(Recorded data)
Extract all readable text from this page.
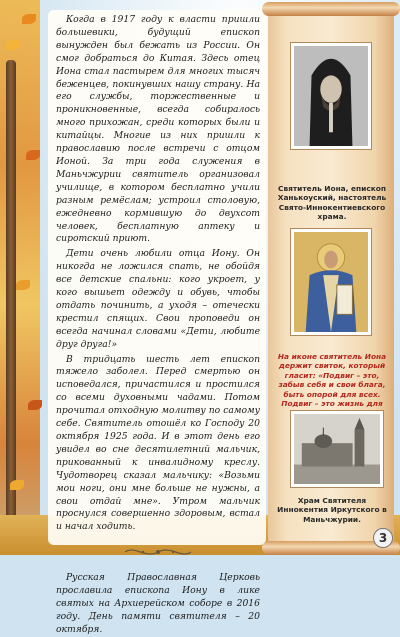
Когда в 1917 году к власти пришли большевики, будущий епископ вынужден был бежать из России. Он смог добраться до Китая. Здесь отец Иона стал пастырем для многих тысяч беженцев, покинувших нашу страну. На его службы, торжественные и проникновенные, всегда собиралось много прихожан, среди которых были и китайцы. Многие из них пришли к православию после встречи с отцом Ионой. За три года служения в Маньчжурии святитель организовал училище, в котором бесплатно учили разным ремёслам; устроил столовую, ежедневно кормившую до двухсот человек, бесплатную аптеку и сиротский приют.

Дети очень любили отца Иону. Он никогда не ложился спать, не обойдя все детские спальни: кого укроет, у кого вышьет одежду и обувь, чтобы отдать починить, а уходя – отечески крестил спящих. Свои проповеди он всегда начинал словами «Дети, любите друг друга!»

В тридцать шесть лет епископ тяжело заболел. Перед смертью он исповедался, причастился и простился со всеми духовными чадами. Потом прочитал отходную молитву по самому себе. Святитель отошёл ко Господу 20 октября 1925 года. И в этот день его увидел во сне десятилетний мальчик, прикованный к инвалидному креслу. Чудотворец сказал мальчику: «Возьми мои ноги, они мне больше не нужны, а свои отдай мне». Утром мальчик проснулся совершенно здоровым, встал и начал ходить.

Русская Православная Церковь прославила епископа Иону в лике святых на Архиерейском соборе в 2016 году. День памяти святителя – 20 октября.

Святитель Иона, епископ Ханькоуский, настоятель Свято-Иннокентиевского храма.
На иконе святитель Иона держит свиток, который гласит: «Подвиг – это, забыв себя и свои блага, быть опорой для всех. Подвиг – это жизнь для
Храм Святителя Иннокентия Иркутского в Маньчжурии.
3
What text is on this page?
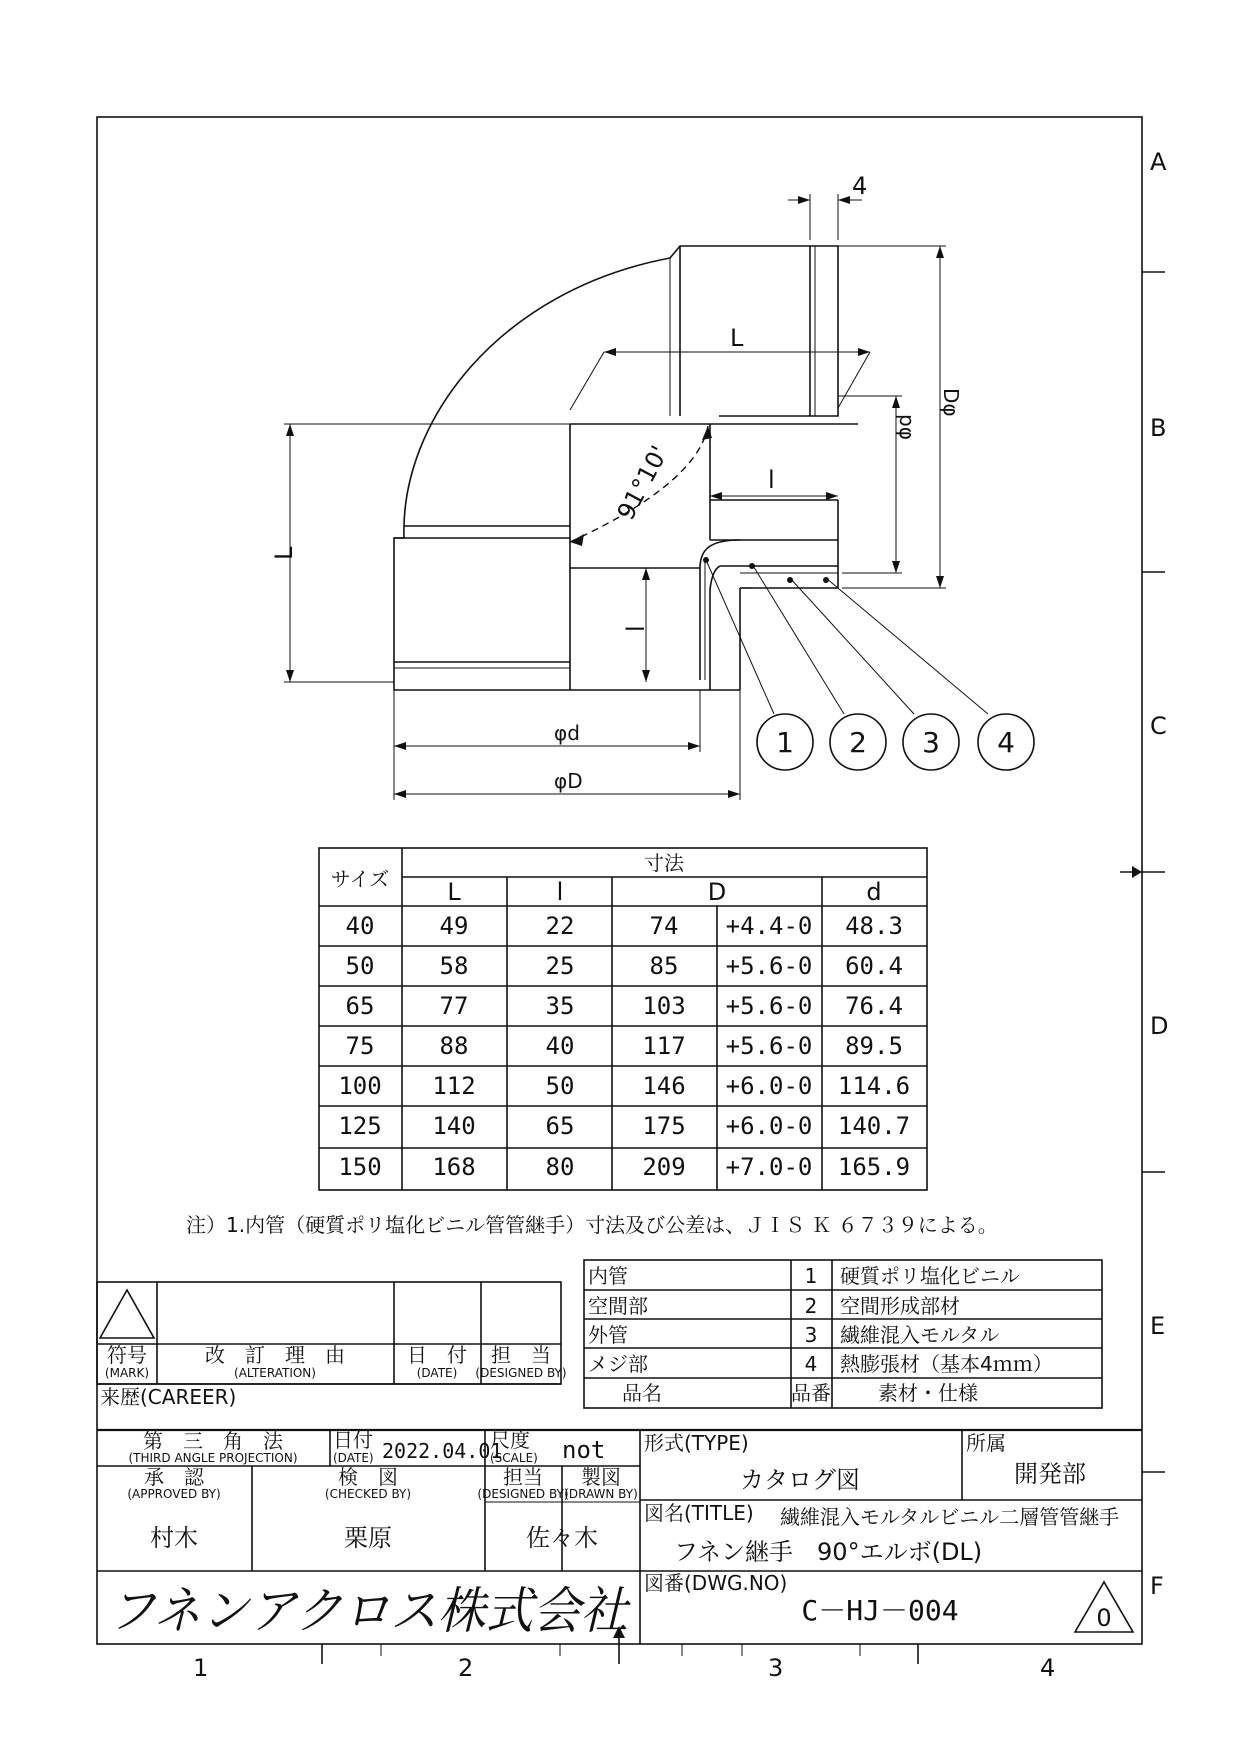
A
B
C
D
E
F
1	2	3	4
91°10'
4
L
l
pφ
Dφ
L
l
φd
φD
1 2 3 4
サイズ
寸法
L	l	D	d
40	49	22	74 +4.4-0 48.3
50	58	25	85 +5.6-0 60.4
65	77	35	103 +5.6-0 76.4
75	88	40	117 +5.6-0 89.5
100 112	50	146 +6.0-0 114.6
125 140	65	175 +6.0-0 140.7
150 168	80	209 +7.0-0 165.9
注）1.内管（硬質ポリ塩化ビニル管管継手）寸法及び公差は、ＪＩＳ Ｋ ６７３９による。
内管	1 硬質ポリ塩化ビニル
空間部	2 空間形成部材
外管	3 繊維混入モルタル
メジ部	4 熱膨張材（基本4ｍｍ）
品名	品番 素材・仕様
符号
(MARK)
改　訂　理　由
(ALTERATION)
日　付
(DATE)
担　当
(DESIGNED BY)
来歴(CAREER)
第　三　角　法
(THIRD ANGLE PROJECTION)
日付
(DATE) 2022.04.01
尺度
(SCALE) not 形式(TYPE)
カタログ図
所属
開発部
承　認
(APPROVED BY)
村木
検　図
(CHECKED BY)
栗原
担当
(DESIGNED BY)
製図
(DRAWN BY)
佐々木
図名(TITLE) 繊維混入モルタルビニル二層管管継手
フネン継手　90°エルボ(DL)
フネンアクロス株式会社 図番(DWG.NO)
C－HJ－004	0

§ **Work to do**: Without including any picture, repeat the data exactly.

§ **Answer for the task**:
Extract all readable text from this page.
Когда в 1917 году к власти пришли большевики, будущий епископ вынужден был бежать из России. Он смог добраться до Китая. Здесь отец Иона стал пастырем для многих тысяч беженцев, покинувших нашу страну. На его службы, торжественные и проникновенные, всегда собиралось много прихожан, среди которых были и китайцы. Многие из них пришли к православию после встречи с отцом Ионой. За три года служения в Маньчжурии святитель организовал училище, в котором бесплатно учили разным ремёслам; устроил столовую, ежедневно кормившую до двухсот человек, бесплатную аптеку и сиротский приют.

Дети очень любили отца Иону. Он никогда не ложился спать, не обойдя все детские спальни: кого укроет, у кого вышьет одежду и обувь, чтобы отдать починить, а уходя – отечески крестил спящих. Свои проповеди он всегда начинал словами «Дети, любите друг друга!»

В тридцать шесть лет епископ тяжело заболел. Перед смертью он исповедался, причастился и простился со всеми духовными чадами. Потом прочитал отходную молитву по самому себе. Святитель отошёл ко Господу 20 октября 1925 года. И в этот день его увидел во сне десятилетний мальчик, прикованный к инвалидному креслу. Чудотворец сказал мальчику: «Возьми мои ноги, они мне больше не нужны, а свои отдай мне». Утром мальчик проснулся совершенно здоровым, встал и начал ходить.

Русская Православная Церковь прославила епископа Иону в лике святых на Архиерейском соборе в 2016 году. День памяти святителя – 20 октября.

Святитель Иона, епископ Ханькоуский, настоятель Свято-Иннокентиевского храма.
На иконе святитель Иона держит свиток, который гласит: «Подвиг – это, забыв себя и свои блага, быть опорой для всех. Подвиг – это жизнь для
Храм Святителя Иннокентия Иркутского в Маньчжурии.
3
What text is on this page?
A
B
C
D
E
F
1	2	3	4
91°10'
4
L
l
pφ
Dφ
L
l
φd
φD
1 2 3 4
サイズ
寸法
L	l	D	d
40	49	22	74 +4.4-0 48.3
50	58	25	85 +5.6-0 60.4
65	77	35	103 +5.6-0 76.4
75	88	40	117 +5.6-0 89.5
100 112	50	146 +6.0-0 114.6
125 140	65	175 +6.0-0 140.7
150 168	80	209 +7.0-0 165.9
注）1.内管（硬質ポリ塩化ビニル管管継手）寸法及び公差は、ＪＩＳ Ｋ ６７３９による。
内管	1 硬質ポリ塩化ビニル
空間部	2 空間形成部材
外管	3 繊維混入モルタル
メジ部	4 熱膨張材（基本4ｍｍ）
品名	品番 素材・仕様
符号
(MARK)
改　訂　理　由
(ALTERATION)
日　付
(DATE)
担　当
(DESIGNED BY)
来歴(CAREER)
第　三　角　法
(THIRD ANGLE PROJECTION)
日付
(DATE) 2022.04.01
尺度
(SCALE) not 形式(TYPE)
カタログ図
所属
開発部
承　認
(APPROVED BY)
村木
検　図
(CHECKED BY)
栗原
担当
(DESIGNED BY)
製図
(DRAWN BY)
佐々木
図名(TITLE) 繊維混入モルタルビニル二層管管継手
フネン継手　90°エルボ(DL)
フネンアクロス株式会社 図番(DWG.NO)
C－HJ－004	0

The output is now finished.